▶ [Work to be completed]
Locate the word "this" in the entries below, then gather every line that holds it.

— begin Supplied records —

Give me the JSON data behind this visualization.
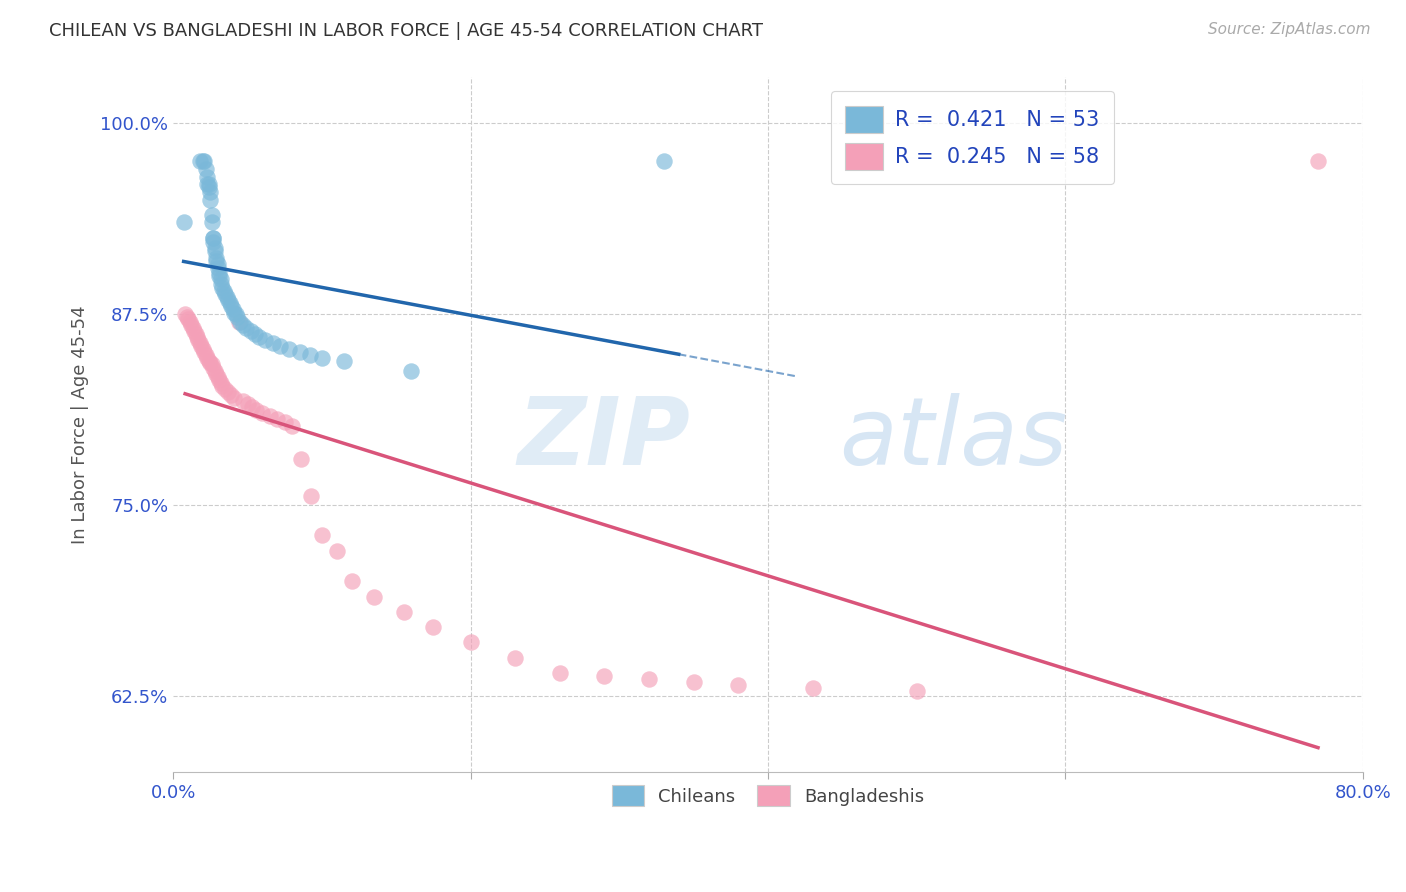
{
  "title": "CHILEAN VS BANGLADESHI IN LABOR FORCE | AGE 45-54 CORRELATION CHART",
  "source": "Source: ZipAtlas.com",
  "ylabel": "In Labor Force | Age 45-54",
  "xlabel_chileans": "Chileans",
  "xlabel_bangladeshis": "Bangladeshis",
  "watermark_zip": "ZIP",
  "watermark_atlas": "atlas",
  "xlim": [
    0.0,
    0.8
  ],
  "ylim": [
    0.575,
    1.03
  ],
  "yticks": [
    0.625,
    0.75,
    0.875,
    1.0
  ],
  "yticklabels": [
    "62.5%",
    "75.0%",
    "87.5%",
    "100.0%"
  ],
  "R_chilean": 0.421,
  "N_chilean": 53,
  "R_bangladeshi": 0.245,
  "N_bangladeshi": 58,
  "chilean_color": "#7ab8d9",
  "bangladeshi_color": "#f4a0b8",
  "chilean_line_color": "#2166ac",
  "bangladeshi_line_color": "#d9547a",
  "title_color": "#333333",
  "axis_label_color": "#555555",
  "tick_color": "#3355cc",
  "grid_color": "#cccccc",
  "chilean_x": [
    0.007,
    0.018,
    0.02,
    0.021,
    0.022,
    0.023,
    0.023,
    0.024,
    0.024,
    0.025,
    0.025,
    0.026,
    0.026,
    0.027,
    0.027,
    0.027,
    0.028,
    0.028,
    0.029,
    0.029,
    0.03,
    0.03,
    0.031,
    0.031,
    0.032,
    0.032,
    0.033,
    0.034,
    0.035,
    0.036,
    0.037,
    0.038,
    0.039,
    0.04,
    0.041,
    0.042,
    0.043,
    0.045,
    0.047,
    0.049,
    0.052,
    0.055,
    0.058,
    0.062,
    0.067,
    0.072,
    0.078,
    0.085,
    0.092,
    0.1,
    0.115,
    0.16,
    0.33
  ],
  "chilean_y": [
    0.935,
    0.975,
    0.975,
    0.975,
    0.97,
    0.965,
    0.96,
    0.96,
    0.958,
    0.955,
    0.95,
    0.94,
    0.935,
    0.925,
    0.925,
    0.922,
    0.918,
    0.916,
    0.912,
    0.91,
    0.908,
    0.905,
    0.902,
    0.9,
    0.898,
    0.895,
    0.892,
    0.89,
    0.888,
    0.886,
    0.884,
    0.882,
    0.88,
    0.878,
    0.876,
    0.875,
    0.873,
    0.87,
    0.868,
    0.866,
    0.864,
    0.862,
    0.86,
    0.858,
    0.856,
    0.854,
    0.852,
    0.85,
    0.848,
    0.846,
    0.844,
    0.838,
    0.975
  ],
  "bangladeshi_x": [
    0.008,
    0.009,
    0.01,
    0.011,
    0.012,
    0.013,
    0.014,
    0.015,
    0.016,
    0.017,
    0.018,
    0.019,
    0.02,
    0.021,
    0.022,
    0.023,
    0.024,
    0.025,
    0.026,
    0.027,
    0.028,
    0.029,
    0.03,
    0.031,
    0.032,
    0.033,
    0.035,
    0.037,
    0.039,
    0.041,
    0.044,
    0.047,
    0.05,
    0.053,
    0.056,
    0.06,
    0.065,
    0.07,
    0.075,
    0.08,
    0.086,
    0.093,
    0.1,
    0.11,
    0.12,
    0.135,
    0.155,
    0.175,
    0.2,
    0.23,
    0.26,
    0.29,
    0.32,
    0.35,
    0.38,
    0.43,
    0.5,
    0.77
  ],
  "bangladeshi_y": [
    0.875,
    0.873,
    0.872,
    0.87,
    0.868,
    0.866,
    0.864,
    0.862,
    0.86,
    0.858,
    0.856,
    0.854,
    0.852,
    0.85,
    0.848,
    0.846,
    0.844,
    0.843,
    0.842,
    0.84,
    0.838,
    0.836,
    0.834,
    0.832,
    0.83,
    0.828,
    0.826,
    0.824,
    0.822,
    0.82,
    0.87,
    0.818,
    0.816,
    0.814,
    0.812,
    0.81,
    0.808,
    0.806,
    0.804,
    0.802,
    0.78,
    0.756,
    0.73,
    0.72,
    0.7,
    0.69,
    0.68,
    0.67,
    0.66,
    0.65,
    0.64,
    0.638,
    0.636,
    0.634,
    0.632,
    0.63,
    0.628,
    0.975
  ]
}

— end Supplied records —
— begin Supplied records —

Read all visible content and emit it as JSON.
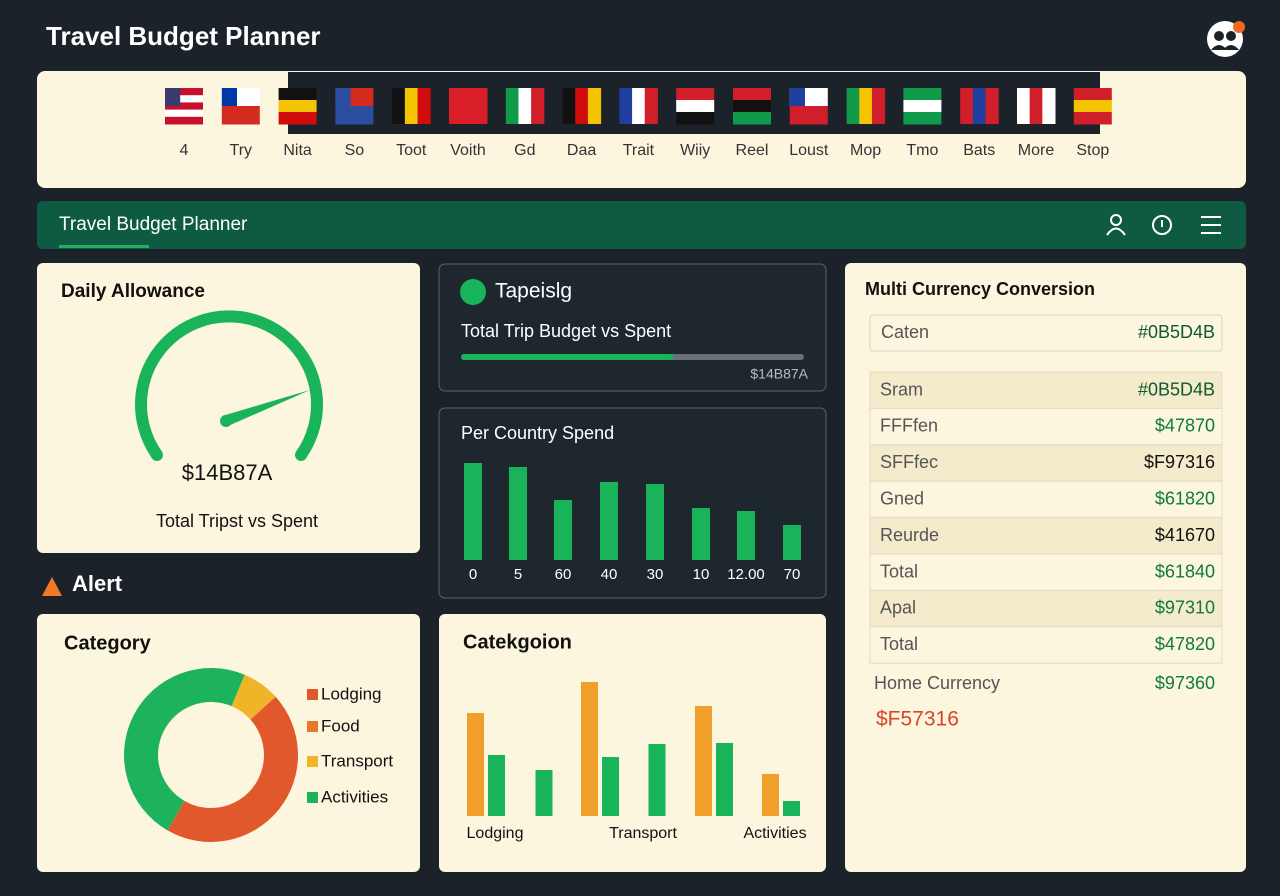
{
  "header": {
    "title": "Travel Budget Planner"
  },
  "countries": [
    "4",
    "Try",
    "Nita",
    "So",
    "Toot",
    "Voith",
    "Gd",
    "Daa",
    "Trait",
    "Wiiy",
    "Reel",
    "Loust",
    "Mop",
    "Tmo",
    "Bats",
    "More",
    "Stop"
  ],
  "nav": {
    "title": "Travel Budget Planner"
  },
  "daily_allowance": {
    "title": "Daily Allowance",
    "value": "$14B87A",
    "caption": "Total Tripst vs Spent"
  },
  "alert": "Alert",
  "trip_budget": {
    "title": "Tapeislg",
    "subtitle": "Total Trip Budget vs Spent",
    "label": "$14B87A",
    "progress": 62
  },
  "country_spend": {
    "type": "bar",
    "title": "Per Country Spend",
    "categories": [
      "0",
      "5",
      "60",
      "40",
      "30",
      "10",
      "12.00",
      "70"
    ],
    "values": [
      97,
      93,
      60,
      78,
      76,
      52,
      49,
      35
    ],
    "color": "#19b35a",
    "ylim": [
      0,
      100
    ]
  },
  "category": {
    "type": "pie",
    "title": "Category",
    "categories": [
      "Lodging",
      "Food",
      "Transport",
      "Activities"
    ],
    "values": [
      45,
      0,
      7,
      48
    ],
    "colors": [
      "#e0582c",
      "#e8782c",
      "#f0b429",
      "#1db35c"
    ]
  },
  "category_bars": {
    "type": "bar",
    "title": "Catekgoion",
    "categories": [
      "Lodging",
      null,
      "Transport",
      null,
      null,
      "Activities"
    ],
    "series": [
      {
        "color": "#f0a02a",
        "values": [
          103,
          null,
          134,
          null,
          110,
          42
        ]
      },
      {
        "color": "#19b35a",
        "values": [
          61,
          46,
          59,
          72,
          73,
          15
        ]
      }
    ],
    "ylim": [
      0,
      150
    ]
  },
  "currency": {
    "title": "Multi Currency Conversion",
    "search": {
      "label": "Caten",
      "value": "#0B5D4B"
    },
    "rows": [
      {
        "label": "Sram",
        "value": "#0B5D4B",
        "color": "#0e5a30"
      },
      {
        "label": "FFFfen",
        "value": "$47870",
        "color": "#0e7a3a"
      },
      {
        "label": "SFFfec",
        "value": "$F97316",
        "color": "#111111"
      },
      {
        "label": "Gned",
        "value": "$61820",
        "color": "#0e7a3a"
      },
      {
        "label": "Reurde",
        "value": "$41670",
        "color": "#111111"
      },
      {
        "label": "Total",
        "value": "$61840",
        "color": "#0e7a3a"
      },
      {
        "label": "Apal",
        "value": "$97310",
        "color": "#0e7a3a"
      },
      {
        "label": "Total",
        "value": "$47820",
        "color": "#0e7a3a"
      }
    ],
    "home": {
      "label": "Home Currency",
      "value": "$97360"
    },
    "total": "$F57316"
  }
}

— end Supplied records —
— begin Supplied records —

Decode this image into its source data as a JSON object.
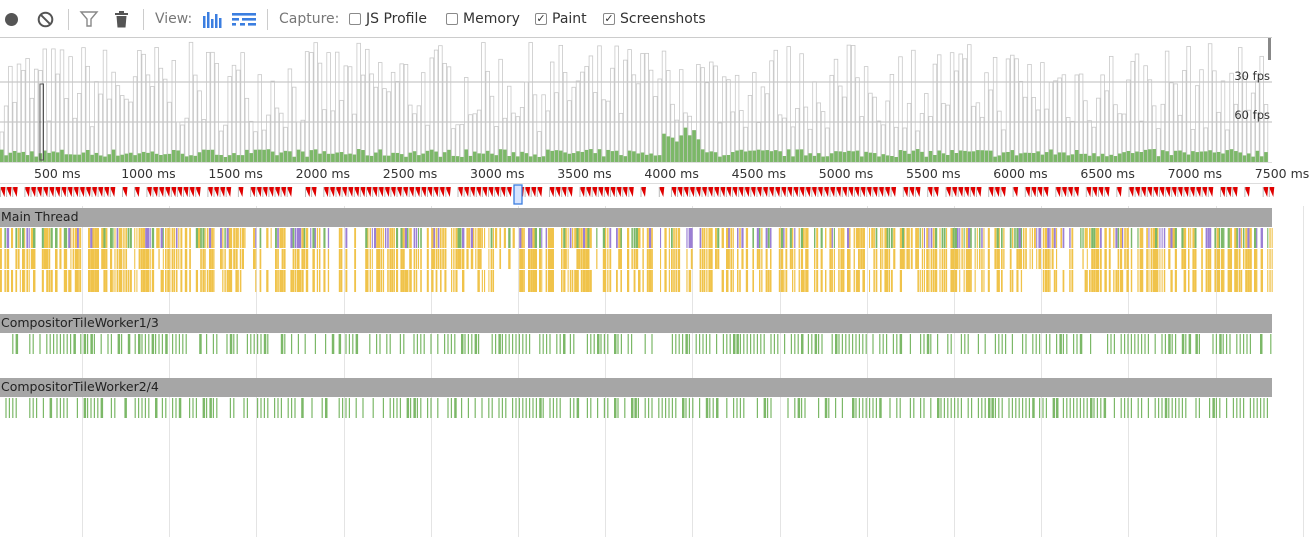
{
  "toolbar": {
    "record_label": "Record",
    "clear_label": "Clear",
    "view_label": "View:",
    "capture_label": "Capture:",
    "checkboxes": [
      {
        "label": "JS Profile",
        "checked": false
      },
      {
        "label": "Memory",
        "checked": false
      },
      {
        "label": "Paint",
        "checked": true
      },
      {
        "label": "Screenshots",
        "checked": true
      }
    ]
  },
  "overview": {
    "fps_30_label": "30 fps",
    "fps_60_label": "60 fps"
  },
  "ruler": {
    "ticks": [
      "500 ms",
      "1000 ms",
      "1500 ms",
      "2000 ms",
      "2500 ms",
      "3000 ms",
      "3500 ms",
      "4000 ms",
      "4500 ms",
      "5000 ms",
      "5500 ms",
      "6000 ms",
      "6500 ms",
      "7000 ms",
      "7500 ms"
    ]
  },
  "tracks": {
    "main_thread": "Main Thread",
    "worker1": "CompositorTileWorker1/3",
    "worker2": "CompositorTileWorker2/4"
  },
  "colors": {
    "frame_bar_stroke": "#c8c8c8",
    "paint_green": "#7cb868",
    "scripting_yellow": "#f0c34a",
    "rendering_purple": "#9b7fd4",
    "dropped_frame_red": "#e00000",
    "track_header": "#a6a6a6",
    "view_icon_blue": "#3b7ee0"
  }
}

— end Supplied records —

▶ [Exercise output]
Give me the JSON data behind this visualization.
Decode this image into its source data as a JSON object.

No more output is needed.